- _Your instructions_: Show all lines from the listing below that contain "also".

#### Information provided

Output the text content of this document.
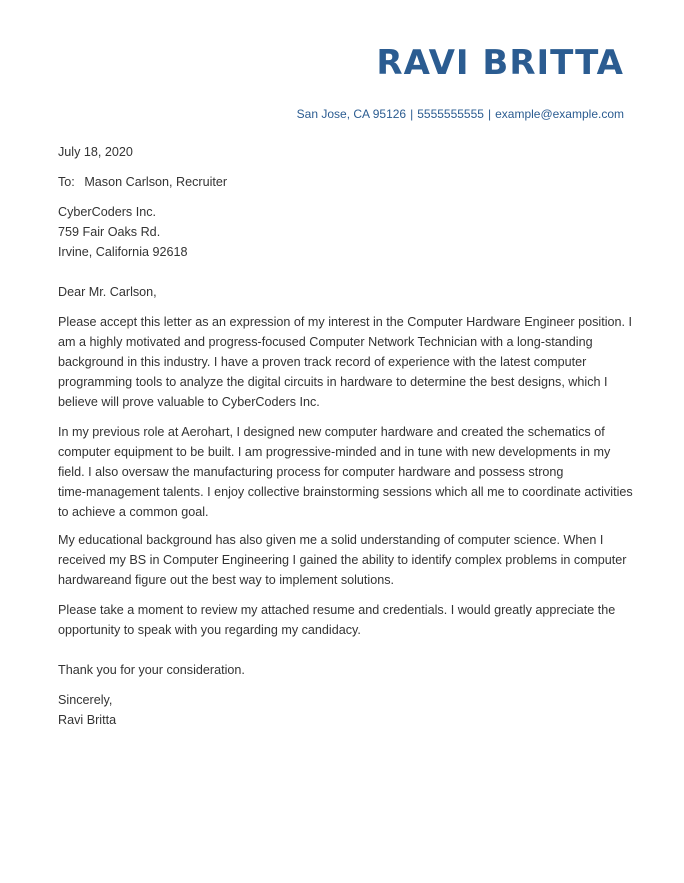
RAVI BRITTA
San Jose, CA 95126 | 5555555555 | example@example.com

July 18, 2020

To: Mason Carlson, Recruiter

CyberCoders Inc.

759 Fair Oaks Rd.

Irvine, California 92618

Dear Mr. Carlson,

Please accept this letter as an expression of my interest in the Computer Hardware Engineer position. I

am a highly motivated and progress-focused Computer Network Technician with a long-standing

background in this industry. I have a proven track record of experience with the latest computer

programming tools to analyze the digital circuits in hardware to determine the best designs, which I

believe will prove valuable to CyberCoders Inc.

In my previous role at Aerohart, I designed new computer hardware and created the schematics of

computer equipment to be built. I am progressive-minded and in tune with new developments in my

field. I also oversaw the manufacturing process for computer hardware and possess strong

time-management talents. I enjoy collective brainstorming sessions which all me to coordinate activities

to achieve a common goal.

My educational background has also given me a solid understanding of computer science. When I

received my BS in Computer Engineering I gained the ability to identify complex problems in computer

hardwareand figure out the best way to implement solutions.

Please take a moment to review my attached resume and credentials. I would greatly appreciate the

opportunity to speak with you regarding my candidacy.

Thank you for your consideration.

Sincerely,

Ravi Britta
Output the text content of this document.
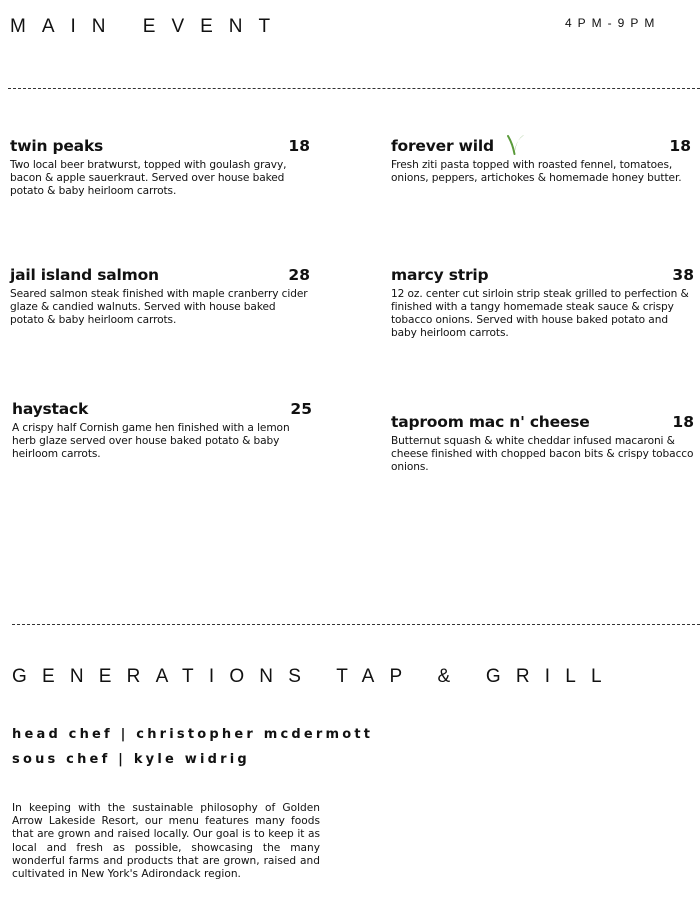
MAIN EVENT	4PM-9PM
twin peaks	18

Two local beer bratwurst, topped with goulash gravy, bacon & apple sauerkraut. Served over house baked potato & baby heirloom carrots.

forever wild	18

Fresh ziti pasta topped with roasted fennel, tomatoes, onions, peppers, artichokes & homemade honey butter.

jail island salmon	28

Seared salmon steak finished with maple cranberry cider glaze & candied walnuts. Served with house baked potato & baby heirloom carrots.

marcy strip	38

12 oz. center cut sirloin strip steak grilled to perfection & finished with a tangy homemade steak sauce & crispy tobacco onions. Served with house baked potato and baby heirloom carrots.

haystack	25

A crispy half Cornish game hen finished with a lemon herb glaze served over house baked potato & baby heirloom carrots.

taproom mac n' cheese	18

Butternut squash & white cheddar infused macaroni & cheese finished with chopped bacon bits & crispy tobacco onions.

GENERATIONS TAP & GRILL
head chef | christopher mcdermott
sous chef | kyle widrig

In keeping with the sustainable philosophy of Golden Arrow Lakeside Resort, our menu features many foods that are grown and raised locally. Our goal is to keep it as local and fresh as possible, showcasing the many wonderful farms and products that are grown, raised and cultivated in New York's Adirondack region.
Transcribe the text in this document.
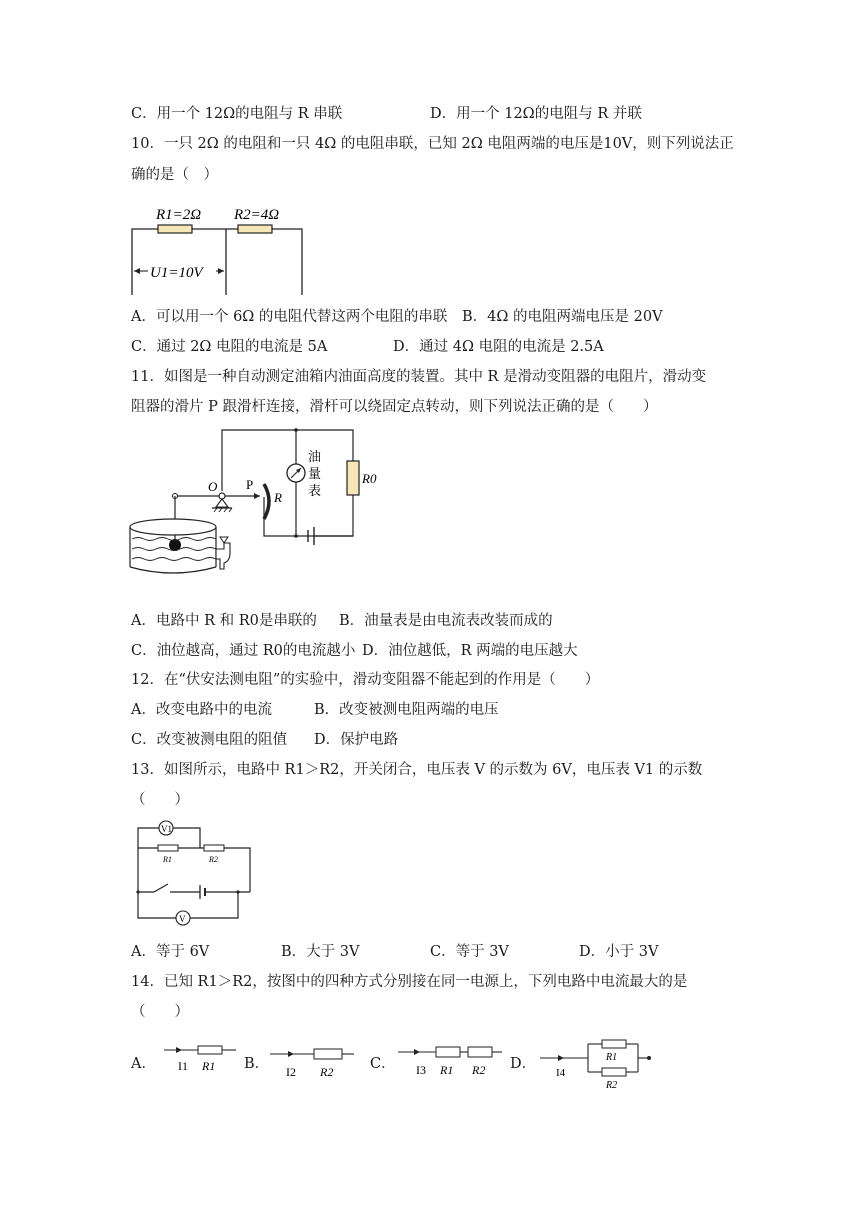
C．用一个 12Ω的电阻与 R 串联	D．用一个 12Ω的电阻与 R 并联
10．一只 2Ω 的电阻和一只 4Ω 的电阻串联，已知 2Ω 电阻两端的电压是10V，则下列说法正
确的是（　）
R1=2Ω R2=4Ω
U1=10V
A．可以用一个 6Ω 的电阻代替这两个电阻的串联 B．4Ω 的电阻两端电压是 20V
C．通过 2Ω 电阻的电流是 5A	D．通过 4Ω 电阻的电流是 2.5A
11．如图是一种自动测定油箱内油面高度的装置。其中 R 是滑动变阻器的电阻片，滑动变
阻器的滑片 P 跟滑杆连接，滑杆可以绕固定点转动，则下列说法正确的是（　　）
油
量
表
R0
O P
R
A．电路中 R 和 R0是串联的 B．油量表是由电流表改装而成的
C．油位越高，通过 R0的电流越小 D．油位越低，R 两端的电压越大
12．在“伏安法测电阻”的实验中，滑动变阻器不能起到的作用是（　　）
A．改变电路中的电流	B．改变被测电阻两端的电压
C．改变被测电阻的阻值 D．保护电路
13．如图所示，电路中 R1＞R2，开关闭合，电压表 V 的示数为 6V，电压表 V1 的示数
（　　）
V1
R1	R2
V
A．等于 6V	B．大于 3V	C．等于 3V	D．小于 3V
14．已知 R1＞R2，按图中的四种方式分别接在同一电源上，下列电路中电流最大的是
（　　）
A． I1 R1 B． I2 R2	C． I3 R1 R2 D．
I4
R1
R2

########

- _Answer to this exercise_:
field. I also oversaw the manufacturing process for computer hardware and possess strong
My educational background has also given me a solid understanding of computer science. When I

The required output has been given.